▸ **What is required**
Every record that follows should be written out word for word; the pictures stay out.

● ● ● ● ● ● ●

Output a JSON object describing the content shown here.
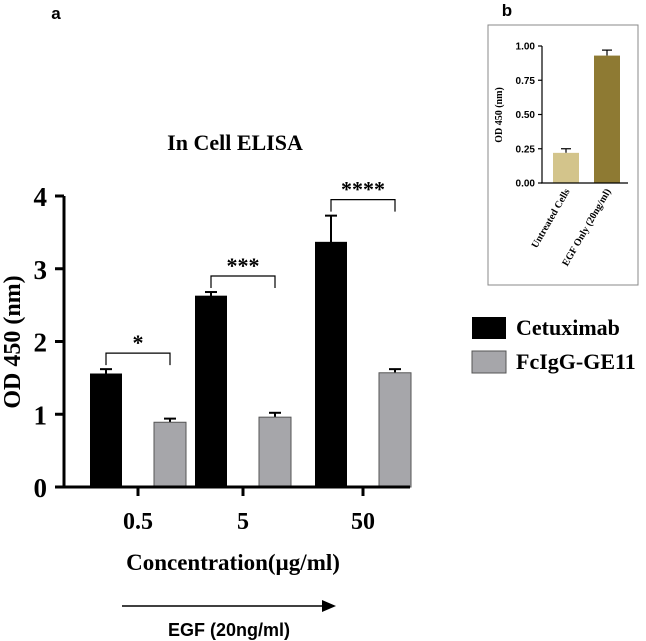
{
  "panels": {
    "a": "a",
    "b": "b"
  },
  "colors": {
    "cetuximab": "#000000",
    "fcigg": "#a6a6aa",
    "untreated": "#d3c48b",
    "egf_only": "#8e7a33"
  },
  "arrow_label": "EGF (20ng/ml)",
  "chart_data": [
    {
      "panel": "a",
      "type": "bar",
      "title": "In Cell ELISA",
      "xlabel": "Concentration(µg/ml)",
      "ylabel": "OD 450 (nm)",
      "ylim": [
        0,
        4
      ],
      "yticks": [
        "0",
        "1",
        "2",
        "3",
        "4"
      ],
      "categories": [
        "0.5",
        "5",
        "50"
      ],
      "series": [
        {
          "name": "Cetuximab",
          "values": [
            1.56,
            2.63,
            3.37
          ],
          "errors": [
            0.06,
            0.05,
            0.36
          ]
        },
        {
          "name": "FcIgG-GE11",
          "values": [
            0.89,
            0.96,
            1.57
          ],
          "errors": [
            0.05,
            0.06,
            0.05
          ]
        }
      ],
      "significance": [
        "*",
        "***",
        "****"
      ],
      "legend": [
        "Cetuximab",
        "FcIgG-GE11"
      ]
    },
    {
      "panel": "b",
      "type": "bar",
      "ylabel": "OD 450 (nm)",
      "ylim": [
        0,
        1
      ],
      "yticks": [
        "0.00",
        "0.25",
        "0.50",
        "0.75",
        "1.00"
      ],
      "categories": [
        "Untreated Cells",
        "EGF Only (20ng/ml)"
      ],
      "values": [
        0.22,
        0.93
      ],
      "errors": [
        0.03,
        0.04
      ]
    }
  ]
}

● ● ● ● ● ● ●

▸ **Your solution**
Output a JSON object describing the content shown here.
{
  "panels": {
    "a": "a",
    "b": "b"
  },
  "colors": {
    "cetuximab": "#000000",
    "fcigg": "#a6a6aa",
    "untreated": "#d3c48b",
    "egf_only": "#8e7a33"
  },
  "arrow_label": "EGF (20ng/ml)",
  "chart_data": [
    {
      "panel": "a",
      "type": "bar",
      "title": "In Cell ELISA",
      "xlabel": "Concentration(µg/ml)",
      "ylabel": "OD 450 (nm)",
      "ylim": [
        0,
        4
      ],
      "yticks": [
        "0",
        "1",
        "2",
        "3",
        "4"
      ],
      "categories": [
        "0.5",
        "5",
        "50"
      ],
      "series": [
        {
          "name": "Cetuximab",
          "values": [
            1.56,
            2.63,
            3.37
          ],
          "errors": [
            0.06,
            0.05,
            0.36
          ]
        },
        {
          "name": "FcIgG-GE11",
          "values": [
            0.89,
            0.96,
            1.57
          ],
          "errors": [
            0.05,
            0.06,
            0.05
          ]
        }
      ],
      "significance": [
        "*",
        "***",
        "****"
      ],
      "legend": [
        "Cetuximab",
        "FcIgG-GE11"
      ]
    },
    {
      "panel": "b",
      "type": "bar",
      "ylabel": "OD 450 (nm)",
      "ylim": [
        0,
        1
      ],
      "yticks": [
        "0.00",
        "0.25",
        "0.50",
        "0.75",
        "1.00"
      ],
      "categories": [
        "Untreated Cells",
        "EGF Only (20ng/ml)"
      ],
      "values": [
        0.22,
        0.93
      ],
      "errors": [
        0.03,
        0.04
      ]
    }
  ]
}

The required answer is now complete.